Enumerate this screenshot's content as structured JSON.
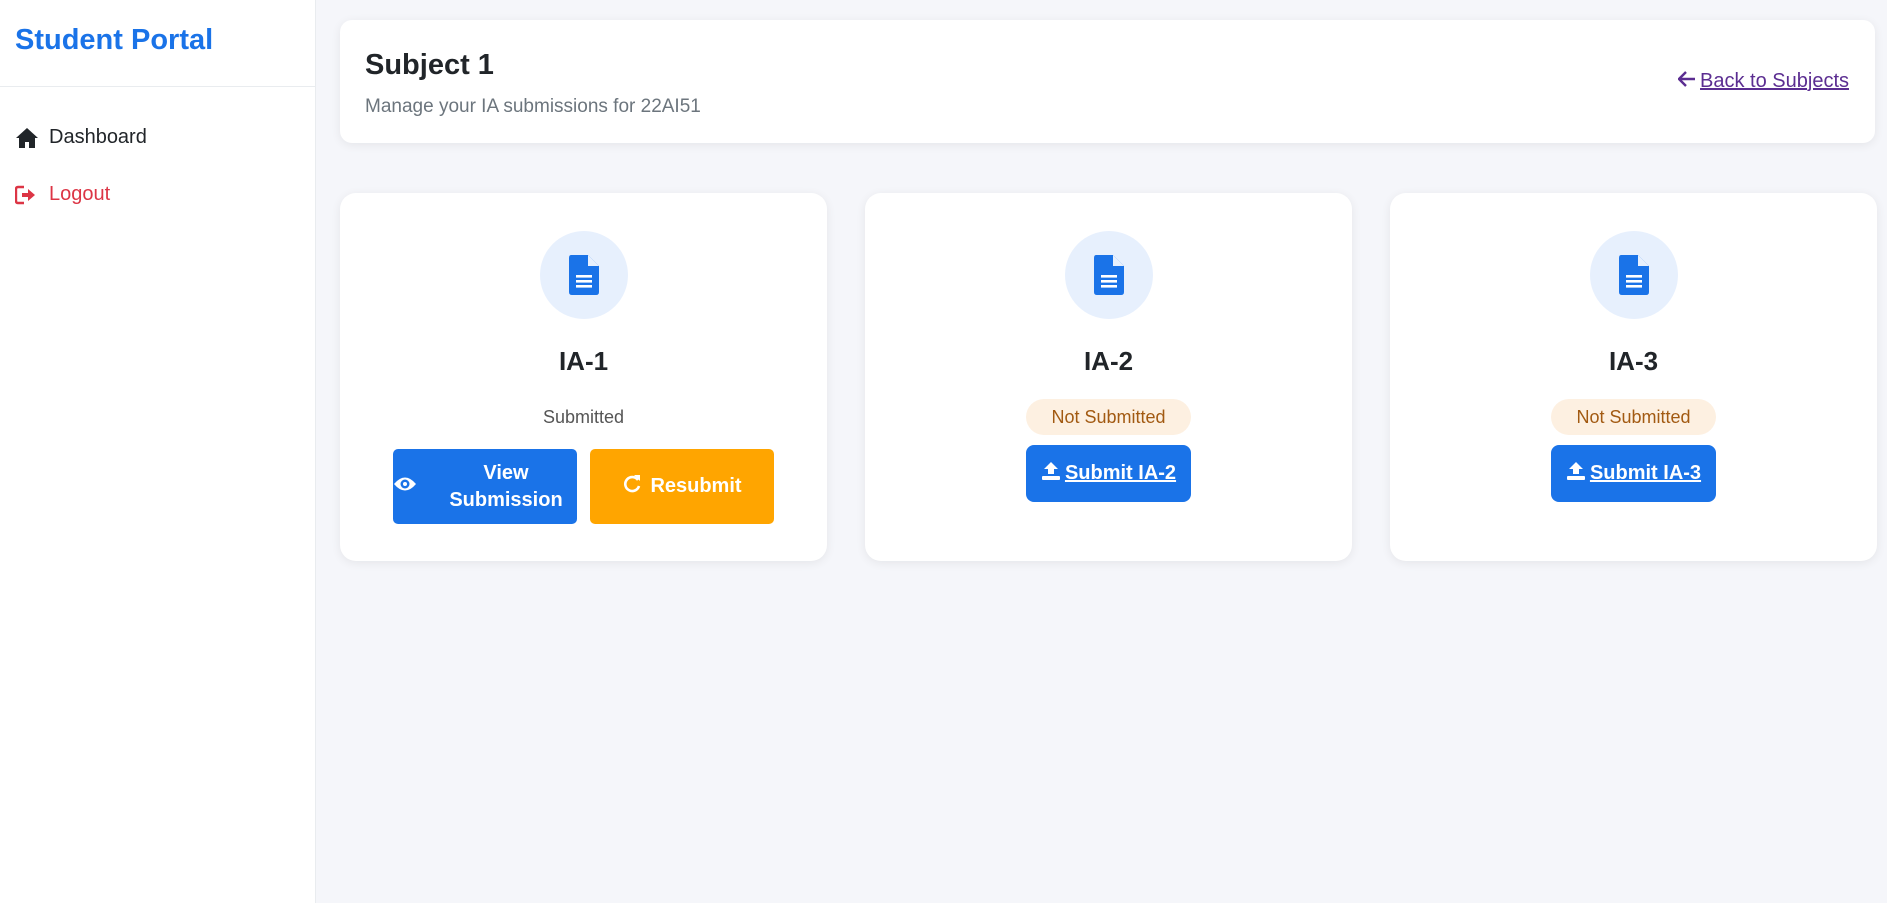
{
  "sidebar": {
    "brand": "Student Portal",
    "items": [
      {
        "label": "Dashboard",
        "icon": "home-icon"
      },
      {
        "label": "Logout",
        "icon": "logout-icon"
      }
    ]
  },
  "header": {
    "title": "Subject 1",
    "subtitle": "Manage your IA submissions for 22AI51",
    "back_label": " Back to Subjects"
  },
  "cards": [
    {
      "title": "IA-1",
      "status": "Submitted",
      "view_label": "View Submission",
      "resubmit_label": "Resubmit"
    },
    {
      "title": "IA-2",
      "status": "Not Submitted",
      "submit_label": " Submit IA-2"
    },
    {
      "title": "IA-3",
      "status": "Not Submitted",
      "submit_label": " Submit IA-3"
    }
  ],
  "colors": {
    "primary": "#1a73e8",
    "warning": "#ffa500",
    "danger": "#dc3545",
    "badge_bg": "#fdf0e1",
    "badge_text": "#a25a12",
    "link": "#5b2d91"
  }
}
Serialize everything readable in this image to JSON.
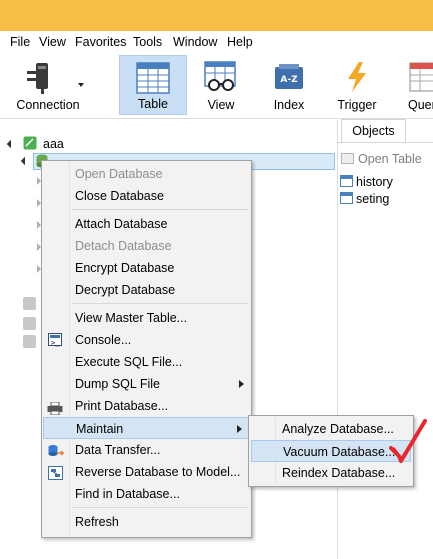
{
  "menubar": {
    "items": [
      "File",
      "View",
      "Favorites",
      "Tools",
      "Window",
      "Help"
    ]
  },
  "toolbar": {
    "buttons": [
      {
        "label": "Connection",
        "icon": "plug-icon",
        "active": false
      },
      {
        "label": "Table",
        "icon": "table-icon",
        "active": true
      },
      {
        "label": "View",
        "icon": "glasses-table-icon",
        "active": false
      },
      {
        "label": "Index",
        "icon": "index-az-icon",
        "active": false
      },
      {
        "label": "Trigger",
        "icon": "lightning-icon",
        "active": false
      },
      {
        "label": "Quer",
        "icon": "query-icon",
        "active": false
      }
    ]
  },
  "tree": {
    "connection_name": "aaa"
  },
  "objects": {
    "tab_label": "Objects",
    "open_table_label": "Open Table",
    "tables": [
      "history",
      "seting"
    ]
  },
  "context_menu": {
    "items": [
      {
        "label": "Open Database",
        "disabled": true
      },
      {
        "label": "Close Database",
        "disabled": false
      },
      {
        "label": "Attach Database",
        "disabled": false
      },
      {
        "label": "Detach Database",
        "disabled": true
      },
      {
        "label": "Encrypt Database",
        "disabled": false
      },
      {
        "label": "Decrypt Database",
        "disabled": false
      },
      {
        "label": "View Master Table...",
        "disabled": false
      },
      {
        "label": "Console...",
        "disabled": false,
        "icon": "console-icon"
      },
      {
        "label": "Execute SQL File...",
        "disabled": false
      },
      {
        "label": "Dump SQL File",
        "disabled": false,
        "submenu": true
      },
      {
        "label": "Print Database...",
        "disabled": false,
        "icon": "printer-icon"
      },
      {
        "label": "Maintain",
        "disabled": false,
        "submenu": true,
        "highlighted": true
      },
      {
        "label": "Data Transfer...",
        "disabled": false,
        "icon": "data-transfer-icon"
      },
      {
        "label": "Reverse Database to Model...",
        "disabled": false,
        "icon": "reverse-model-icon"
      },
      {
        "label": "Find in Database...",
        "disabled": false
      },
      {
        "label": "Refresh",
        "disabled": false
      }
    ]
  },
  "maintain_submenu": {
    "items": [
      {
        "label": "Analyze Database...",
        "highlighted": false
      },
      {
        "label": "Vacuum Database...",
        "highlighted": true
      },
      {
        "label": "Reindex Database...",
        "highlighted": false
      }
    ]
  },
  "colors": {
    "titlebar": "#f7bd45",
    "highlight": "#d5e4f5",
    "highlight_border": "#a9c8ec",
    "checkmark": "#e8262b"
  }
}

□ □ □ □

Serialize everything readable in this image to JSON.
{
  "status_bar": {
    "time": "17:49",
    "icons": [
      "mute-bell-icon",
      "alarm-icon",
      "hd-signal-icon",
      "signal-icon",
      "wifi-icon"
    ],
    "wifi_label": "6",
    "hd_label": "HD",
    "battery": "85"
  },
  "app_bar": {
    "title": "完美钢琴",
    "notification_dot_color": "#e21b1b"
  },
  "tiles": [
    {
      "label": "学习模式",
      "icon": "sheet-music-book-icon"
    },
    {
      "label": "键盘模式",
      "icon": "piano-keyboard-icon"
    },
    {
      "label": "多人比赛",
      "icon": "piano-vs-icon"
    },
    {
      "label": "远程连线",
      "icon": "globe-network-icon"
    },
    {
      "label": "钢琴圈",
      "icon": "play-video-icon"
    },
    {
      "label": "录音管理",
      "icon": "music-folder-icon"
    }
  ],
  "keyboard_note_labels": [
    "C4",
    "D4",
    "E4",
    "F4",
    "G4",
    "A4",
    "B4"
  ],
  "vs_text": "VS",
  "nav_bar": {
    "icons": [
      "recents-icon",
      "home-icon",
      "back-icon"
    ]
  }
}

□ □ □ □

AIM OF THE TASK: Return every line containing "music".

REPLY TO THE EXERCISE:
      "icon": "sheet-music-book-icon"
      "icon": "music-folder-icon"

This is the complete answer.